#### Data for processing ####
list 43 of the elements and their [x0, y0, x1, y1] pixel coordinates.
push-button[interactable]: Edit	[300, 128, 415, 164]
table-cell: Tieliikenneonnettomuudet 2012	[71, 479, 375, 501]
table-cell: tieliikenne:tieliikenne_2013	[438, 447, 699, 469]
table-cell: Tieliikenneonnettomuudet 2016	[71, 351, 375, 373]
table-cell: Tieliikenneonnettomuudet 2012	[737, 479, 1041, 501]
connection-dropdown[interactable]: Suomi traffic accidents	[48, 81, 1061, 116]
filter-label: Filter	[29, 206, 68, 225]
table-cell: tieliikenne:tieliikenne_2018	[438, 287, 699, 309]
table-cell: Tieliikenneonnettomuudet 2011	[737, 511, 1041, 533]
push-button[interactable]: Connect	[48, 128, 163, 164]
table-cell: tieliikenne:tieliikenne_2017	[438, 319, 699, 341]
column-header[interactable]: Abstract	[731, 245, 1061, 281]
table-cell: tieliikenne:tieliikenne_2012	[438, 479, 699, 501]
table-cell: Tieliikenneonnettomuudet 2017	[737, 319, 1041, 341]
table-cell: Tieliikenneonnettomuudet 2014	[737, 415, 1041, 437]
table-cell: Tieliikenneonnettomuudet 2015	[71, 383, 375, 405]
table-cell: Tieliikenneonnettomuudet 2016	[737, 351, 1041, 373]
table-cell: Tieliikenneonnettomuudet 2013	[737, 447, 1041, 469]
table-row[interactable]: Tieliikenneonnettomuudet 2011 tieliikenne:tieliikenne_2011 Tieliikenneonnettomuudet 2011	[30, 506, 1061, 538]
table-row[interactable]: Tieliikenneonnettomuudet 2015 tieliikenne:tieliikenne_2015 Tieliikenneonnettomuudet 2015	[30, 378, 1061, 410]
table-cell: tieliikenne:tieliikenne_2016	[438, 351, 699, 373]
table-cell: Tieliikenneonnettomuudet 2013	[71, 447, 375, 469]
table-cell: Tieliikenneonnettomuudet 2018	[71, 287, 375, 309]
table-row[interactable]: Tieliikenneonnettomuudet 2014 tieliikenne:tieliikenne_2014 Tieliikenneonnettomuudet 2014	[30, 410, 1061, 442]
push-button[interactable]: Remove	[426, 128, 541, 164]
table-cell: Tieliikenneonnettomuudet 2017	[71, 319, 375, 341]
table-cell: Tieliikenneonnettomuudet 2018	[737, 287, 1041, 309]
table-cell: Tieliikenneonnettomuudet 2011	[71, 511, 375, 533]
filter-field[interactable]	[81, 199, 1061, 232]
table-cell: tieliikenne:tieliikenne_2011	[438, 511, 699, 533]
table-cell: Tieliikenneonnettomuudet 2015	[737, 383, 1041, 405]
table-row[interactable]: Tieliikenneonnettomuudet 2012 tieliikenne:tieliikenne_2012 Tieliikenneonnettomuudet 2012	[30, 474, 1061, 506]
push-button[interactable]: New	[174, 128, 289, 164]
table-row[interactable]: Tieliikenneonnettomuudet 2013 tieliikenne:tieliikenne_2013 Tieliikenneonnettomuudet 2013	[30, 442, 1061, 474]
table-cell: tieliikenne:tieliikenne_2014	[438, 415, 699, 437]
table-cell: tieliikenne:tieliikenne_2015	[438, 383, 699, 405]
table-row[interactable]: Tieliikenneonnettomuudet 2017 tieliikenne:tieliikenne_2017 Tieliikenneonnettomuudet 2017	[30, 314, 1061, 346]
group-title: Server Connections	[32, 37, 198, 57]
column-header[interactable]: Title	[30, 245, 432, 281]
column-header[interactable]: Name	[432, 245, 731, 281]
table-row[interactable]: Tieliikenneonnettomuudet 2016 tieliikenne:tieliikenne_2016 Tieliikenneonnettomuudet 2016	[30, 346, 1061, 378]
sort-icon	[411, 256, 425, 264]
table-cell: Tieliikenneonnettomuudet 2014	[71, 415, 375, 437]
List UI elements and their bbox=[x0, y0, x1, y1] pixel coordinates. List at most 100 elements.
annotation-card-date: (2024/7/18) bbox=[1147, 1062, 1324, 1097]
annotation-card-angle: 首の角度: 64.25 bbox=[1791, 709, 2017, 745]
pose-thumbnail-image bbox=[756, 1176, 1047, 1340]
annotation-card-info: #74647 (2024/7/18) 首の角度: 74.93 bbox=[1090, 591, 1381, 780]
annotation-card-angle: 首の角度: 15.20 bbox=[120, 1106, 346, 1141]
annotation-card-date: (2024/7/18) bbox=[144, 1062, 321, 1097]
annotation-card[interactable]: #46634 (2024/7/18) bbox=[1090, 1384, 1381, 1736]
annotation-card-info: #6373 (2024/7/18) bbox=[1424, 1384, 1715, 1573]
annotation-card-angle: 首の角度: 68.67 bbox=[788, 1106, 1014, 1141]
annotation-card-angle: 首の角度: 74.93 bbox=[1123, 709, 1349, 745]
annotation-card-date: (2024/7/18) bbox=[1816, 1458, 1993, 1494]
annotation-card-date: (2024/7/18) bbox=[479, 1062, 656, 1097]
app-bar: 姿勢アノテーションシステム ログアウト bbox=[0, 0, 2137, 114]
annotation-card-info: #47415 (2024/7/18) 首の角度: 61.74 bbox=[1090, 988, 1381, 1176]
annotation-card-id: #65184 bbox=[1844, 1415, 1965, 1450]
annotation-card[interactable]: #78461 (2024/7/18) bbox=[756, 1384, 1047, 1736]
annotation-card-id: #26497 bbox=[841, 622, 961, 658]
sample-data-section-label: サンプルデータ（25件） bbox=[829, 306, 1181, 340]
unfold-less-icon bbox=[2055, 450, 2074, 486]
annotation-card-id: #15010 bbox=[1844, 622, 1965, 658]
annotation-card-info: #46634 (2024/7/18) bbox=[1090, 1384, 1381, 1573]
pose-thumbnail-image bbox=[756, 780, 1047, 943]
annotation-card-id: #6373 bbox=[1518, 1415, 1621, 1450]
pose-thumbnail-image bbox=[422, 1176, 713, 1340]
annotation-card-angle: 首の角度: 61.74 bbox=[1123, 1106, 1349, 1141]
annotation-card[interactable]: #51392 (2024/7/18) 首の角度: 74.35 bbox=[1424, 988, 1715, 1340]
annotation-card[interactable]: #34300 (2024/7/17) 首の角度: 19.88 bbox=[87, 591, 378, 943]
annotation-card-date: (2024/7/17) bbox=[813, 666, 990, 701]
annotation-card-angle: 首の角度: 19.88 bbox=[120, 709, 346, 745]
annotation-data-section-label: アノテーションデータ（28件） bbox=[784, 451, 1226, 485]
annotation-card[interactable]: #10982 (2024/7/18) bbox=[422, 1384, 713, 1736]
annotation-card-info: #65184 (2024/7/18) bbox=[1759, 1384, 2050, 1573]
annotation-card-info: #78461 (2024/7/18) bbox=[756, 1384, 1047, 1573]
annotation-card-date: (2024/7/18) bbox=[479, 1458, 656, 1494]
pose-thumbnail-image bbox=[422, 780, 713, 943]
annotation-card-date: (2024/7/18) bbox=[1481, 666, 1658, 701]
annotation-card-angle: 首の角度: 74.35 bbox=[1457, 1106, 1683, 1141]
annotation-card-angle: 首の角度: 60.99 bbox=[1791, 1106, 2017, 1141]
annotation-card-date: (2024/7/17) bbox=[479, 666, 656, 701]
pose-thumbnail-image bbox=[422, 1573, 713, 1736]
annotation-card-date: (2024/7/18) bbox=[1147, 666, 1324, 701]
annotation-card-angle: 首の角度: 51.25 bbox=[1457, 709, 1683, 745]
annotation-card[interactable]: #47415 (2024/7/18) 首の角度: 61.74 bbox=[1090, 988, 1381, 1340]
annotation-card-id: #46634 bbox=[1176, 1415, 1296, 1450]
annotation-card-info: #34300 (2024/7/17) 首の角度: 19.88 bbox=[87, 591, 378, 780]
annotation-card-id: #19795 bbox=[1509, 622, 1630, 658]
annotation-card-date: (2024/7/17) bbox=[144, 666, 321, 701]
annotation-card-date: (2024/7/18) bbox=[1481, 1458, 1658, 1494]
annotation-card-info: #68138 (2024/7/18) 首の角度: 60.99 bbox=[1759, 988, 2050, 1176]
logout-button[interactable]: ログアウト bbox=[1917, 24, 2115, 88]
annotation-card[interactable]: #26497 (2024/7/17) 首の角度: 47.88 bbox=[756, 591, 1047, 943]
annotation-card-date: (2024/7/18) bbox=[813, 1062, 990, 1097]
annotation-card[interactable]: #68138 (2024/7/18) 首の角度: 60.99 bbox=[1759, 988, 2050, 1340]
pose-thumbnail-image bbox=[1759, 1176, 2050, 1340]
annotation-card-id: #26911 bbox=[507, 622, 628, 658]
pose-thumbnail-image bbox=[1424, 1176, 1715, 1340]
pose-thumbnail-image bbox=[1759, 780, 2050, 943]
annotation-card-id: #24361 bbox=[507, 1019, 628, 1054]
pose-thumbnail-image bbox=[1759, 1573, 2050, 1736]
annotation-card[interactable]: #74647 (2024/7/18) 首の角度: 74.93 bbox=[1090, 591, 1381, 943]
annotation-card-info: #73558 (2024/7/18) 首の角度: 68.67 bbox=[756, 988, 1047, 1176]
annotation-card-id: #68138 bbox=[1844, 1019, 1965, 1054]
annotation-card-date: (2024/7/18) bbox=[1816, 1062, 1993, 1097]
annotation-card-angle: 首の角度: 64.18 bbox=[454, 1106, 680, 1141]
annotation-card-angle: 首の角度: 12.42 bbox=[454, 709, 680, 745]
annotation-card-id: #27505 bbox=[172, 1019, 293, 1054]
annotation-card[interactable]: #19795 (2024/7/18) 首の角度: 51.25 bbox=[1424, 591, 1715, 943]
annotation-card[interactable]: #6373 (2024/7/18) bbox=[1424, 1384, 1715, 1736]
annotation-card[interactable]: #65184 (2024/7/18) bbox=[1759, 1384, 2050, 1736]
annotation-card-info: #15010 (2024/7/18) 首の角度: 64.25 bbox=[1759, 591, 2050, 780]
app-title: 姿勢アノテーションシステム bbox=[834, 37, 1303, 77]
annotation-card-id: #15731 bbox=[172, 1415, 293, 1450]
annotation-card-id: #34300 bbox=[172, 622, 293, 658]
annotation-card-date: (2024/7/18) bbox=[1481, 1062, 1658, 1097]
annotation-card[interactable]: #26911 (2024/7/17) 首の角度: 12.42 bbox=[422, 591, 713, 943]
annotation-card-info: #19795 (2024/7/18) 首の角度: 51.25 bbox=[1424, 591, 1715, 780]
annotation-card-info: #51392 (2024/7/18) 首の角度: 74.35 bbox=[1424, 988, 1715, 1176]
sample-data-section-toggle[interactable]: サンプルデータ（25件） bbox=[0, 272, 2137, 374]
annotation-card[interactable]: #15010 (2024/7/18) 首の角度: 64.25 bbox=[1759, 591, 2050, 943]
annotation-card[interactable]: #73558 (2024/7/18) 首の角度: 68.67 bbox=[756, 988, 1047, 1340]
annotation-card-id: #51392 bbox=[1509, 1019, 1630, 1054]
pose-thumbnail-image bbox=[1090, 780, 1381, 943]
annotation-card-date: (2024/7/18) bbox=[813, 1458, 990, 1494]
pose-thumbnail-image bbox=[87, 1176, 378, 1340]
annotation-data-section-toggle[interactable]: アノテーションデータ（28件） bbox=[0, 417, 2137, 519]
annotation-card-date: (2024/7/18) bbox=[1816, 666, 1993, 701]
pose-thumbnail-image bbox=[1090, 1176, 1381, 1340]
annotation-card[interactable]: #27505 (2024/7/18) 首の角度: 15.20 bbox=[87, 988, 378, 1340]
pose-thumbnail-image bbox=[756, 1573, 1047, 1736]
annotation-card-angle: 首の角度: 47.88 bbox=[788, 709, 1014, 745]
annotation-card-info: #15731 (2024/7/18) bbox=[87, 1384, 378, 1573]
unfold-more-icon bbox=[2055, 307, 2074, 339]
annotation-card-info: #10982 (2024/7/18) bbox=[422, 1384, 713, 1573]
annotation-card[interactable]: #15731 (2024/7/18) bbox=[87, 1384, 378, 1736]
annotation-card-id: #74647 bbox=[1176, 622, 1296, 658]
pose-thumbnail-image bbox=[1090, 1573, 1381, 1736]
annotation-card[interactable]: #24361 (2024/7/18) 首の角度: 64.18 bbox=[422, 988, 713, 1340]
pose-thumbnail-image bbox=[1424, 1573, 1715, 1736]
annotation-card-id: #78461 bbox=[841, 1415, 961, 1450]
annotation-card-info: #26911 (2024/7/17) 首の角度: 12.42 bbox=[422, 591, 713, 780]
####
● **Aim**:
Return the listing above from its first line up to and including the line that contains "351, 375, 373]", with each line reproduced unchanged.

● **Task response**:
list 43 of the elements and their [x0, y0, x1, y1] pixel coordinates.
push-button[interactable]: Edit	[300, 128, 415, 164]
table-cell: Tieliikenneonnettomuudet 2012	[71, 479, 375, 501]
table-cell: tieliikenne:tieliikenne_2013	[438, 447, 699, 469]
table-cell: Tieliikenneonnettomuudet 2016	[71, 351, 375, 373]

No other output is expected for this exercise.